◆ What this task involves: Repeat the entries that follow verbatim, without any of their pictures.

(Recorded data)
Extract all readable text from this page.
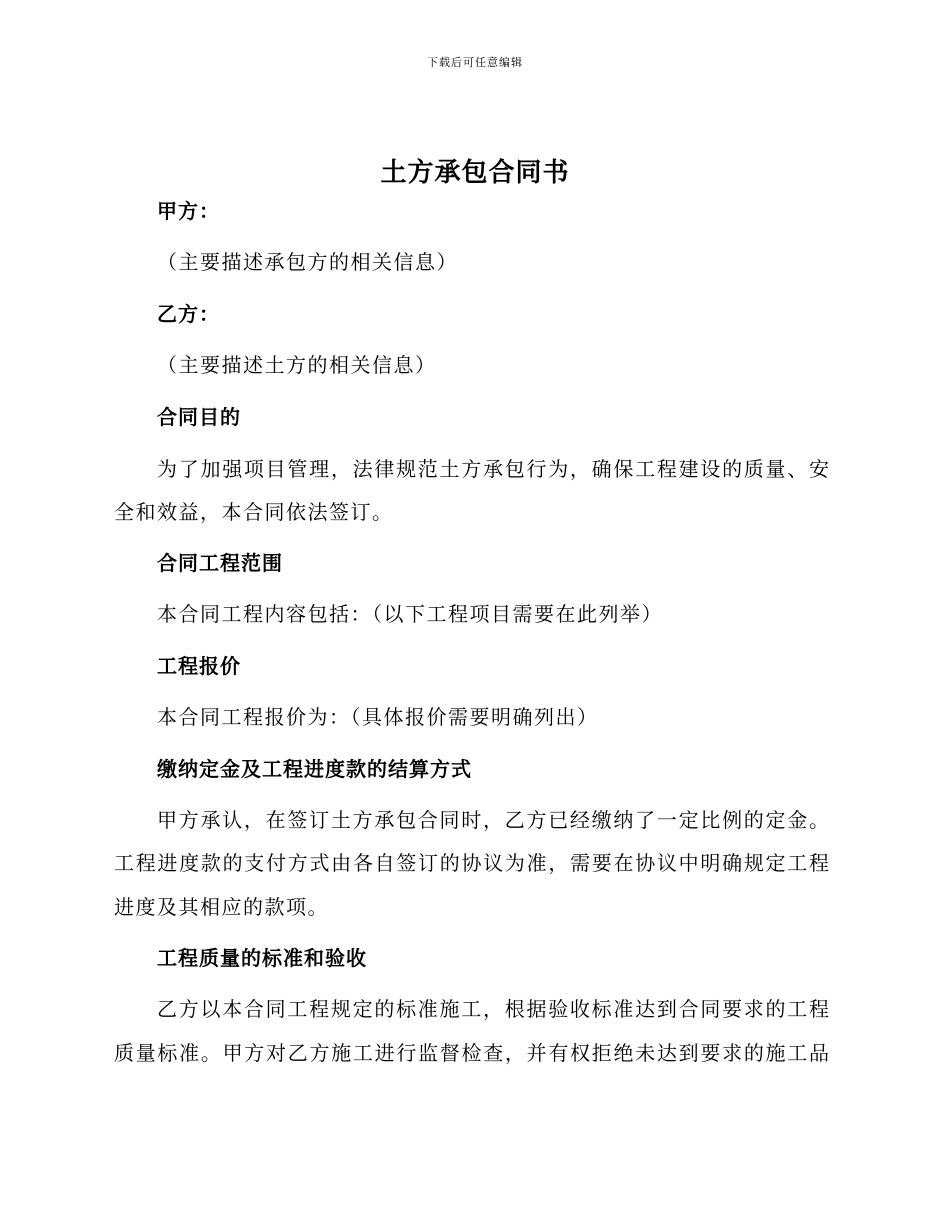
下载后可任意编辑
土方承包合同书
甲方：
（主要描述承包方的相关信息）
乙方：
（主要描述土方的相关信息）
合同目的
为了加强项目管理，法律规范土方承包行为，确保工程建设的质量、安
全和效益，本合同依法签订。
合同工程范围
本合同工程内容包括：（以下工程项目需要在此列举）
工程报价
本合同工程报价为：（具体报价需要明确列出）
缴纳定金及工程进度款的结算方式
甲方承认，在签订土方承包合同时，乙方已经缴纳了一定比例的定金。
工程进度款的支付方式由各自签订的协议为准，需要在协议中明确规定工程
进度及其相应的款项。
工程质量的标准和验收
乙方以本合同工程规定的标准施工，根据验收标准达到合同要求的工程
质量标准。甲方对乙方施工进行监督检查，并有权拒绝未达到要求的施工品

◆ Result of this exercise:
Extract all readable text from this page.
下载后可任意编辑
土方承包合同书
甲方：
（主要描述承包方的相关信息）
乙方：
（主要描述土方的相关信息）
合同目的
为了加强项目管理，法律规范土方承包行为，确保工程建设的质量、安
全和效益，本合同依法签订。
合同工程范围
本合同工程内容包括：（以下工程项目需要在此列举）
工程报价
本合同工程报价为：（具体报价需要明确列出）
缴纳定金及工程进度款的结算方式
甲方承认，在签订土方承包合同时，乙方已经缴纳了一定比例的定金。
工程进度款的支付方式由各自签订的协议为准，需要在协议中明确规定工程
进度及其相应的款项。
工程质量的标准和验收
乙方以本合同工程规定的标准施工，根据验收标准达到合同要求的工程
质量标准。甲方对乙方施工进行监督检查，并有权拒绝未达到要求的施工品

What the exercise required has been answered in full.